* Exercise *
Copy every line from the material below that holds "start".

* Stored rows *
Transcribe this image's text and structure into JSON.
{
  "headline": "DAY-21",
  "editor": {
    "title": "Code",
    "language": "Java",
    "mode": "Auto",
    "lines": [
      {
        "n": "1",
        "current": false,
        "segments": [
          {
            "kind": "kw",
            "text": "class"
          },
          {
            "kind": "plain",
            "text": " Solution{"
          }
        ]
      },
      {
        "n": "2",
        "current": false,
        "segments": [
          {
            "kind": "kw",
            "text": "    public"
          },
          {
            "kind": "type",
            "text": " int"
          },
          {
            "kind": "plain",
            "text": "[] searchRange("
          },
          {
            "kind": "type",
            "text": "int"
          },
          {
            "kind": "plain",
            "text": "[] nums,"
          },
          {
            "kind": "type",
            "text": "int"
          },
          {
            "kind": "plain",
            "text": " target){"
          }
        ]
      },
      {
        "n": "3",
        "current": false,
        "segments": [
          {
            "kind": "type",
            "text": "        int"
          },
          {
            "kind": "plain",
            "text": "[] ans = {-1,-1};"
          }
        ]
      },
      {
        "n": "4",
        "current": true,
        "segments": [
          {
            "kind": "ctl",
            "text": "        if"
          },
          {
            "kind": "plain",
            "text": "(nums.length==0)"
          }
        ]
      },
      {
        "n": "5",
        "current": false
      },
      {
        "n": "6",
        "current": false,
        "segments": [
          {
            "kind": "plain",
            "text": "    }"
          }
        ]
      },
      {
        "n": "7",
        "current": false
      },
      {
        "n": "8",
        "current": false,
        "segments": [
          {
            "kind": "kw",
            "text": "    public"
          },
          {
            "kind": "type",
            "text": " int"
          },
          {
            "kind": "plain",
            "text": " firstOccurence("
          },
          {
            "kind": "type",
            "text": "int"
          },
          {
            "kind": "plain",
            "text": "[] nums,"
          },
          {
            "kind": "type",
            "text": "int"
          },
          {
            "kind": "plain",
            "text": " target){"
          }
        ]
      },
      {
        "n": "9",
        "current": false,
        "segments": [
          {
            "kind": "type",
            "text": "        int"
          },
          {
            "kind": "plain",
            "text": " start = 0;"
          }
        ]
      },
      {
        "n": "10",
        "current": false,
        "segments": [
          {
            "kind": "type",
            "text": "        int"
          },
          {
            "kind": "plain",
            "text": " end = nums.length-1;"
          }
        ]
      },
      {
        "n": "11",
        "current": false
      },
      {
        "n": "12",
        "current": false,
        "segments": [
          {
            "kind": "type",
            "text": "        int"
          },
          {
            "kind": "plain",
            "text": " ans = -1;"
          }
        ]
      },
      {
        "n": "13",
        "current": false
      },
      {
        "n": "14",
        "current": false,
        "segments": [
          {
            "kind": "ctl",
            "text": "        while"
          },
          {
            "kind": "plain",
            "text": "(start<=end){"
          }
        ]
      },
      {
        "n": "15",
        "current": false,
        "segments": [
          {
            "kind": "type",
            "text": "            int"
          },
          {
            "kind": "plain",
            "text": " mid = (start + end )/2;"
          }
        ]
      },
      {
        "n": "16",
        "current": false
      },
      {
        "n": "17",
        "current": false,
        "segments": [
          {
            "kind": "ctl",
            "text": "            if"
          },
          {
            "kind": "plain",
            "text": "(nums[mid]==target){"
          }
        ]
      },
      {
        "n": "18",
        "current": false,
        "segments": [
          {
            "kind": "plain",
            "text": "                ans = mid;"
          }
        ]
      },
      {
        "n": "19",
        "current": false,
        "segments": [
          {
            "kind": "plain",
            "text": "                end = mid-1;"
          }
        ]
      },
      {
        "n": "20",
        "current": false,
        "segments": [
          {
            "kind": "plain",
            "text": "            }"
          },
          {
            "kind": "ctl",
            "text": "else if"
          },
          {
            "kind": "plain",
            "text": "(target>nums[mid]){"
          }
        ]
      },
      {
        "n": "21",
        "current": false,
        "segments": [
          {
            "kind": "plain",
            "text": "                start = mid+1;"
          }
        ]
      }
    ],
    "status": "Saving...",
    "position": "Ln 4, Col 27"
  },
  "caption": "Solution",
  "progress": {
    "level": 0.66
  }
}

* Task response *
            "text": " start = 0;"
            "text": "(start<=end){"
            "text": " mid = (start + end )/2;"
            "text": "                start = mid+1;"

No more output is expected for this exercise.